Records from a data source:

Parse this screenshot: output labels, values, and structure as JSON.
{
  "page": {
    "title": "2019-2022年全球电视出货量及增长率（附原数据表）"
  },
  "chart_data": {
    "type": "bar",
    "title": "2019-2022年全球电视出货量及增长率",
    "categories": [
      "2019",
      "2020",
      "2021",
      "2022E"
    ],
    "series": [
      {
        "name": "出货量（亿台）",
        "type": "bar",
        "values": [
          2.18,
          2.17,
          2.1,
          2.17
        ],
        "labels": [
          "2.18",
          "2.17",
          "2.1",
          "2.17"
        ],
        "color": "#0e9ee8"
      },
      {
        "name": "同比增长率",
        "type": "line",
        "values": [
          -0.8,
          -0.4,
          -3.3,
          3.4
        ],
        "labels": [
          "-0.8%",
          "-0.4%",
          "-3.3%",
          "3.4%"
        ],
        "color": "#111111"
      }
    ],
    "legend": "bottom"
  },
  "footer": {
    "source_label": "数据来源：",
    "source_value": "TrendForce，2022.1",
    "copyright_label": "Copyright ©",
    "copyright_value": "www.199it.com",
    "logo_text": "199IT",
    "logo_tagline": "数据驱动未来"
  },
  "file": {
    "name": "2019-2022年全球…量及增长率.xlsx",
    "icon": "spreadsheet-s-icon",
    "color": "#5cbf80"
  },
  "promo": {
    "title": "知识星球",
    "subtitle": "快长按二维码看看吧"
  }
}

--

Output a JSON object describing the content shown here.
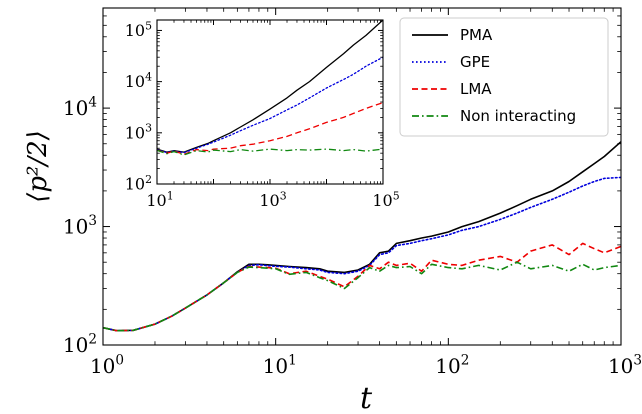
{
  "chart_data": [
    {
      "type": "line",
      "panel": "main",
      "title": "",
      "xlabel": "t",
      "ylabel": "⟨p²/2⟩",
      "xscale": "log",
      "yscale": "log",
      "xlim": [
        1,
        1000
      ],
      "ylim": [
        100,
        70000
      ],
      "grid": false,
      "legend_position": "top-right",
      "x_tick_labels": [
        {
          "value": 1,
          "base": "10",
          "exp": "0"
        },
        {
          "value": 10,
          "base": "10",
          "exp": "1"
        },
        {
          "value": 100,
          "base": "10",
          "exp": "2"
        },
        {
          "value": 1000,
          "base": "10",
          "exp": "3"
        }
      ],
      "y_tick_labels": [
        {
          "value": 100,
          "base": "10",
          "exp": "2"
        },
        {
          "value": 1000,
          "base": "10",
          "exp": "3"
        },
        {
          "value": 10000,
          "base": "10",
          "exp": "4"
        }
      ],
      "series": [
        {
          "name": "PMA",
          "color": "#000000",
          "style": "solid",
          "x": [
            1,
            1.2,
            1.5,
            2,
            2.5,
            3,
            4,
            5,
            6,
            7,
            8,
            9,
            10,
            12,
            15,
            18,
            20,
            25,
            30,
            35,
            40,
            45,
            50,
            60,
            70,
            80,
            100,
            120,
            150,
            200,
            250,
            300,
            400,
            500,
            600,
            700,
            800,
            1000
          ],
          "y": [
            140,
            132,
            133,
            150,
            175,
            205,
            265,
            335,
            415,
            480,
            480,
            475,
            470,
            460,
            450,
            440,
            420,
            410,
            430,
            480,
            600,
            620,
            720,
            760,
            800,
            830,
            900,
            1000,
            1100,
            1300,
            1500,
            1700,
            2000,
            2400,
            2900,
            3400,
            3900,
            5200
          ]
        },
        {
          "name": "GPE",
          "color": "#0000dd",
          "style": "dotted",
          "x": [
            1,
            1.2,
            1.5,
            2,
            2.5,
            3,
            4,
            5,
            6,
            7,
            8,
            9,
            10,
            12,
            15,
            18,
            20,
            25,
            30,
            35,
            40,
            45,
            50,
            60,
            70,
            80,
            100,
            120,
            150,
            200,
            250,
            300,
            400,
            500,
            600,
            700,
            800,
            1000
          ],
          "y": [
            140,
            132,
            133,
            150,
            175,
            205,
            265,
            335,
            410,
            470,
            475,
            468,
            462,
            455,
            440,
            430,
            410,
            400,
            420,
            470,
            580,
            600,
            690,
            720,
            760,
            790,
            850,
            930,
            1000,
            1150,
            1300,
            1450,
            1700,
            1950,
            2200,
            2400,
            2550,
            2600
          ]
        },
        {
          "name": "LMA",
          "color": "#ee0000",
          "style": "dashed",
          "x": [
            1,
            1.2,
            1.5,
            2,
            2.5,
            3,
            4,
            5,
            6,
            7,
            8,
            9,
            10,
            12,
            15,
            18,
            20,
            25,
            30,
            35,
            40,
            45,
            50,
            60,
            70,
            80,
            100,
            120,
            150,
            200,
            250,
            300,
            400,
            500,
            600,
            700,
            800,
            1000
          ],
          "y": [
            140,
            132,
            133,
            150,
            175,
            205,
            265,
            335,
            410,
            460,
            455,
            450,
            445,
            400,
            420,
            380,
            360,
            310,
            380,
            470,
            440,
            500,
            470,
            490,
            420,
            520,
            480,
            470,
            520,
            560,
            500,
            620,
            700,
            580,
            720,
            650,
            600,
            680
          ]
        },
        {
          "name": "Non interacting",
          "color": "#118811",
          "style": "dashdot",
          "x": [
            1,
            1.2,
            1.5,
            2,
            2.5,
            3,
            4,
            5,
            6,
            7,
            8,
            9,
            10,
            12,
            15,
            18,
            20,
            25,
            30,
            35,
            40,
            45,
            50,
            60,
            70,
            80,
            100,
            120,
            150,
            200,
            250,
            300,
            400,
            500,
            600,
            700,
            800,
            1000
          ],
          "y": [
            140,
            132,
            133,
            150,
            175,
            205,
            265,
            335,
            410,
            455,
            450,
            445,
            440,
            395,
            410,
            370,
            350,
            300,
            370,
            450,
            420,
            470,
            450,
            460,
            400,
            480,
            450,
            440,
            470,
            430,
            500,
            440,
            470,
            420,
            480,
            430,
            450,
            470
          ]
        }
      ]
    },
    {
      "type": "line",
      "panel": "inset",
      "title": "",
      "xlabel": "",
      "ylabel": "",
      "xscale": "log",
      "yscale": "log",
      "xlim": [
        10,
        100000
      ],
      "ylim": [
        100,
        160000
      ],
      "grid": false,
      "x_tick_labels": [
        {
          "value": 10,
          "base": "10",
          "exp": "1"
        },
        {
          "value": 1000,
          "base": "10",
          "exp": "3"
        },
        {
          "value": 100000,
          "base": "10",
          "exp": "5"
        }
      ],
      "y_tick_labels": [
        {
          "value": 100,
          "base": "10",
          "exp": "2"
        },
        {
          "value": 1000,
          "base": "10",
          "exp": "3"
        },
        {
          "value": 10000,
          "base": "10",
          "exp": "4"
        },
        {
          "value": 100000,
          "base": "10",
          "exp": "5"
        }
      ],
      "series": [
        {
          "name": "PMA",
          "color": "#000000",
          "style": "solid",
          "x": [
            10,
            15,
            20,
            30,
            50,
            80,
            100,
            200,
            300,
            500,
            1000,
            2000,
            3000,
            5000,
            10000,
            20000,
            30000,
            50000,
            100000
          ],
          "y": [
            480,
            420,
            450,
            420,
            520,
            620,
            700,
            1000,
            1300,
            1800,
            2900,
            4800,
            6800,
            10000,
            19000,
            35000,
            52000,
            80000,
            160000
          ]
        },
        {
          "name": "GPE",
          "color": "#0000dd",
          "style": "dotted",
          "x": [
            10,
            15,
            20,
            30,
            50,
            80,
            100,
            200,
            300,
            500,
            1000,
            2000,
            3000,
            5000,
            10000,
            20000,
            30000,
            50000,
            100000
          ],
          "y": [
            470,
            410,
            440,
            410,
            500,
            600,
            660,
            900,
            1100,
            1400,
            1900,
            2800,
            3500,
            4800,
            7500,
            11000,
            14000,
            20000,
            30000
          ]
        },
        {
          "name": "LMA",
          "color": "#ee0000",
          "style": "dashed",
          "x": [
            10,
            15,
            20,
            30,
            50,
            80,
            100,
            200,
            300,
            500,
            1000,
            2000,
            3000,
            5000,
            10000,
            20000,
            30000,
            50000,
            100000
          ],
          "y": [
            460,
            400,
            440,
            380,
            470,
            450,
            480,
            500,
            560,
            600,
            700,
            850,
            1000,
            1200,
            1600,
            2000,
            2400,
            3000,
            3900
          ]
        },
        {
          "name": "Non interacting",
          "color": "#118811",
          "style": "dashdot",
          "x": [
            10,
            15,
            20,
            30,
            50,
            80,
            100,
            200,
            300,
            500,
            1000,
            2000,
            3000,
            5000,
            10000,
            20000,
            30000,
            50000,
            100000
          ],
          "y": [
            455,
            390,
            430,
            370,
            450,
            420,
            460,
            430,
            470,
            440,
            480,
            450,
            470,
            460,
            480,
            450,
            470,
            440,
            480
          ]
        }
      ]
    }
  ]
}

Required work:
Where a line in the entries holds "JSON", copy that line.

Answer to the problem:
Parse this screenshot: output labels, values, and structure as JSON.
Output a JSON object describing the content shown here.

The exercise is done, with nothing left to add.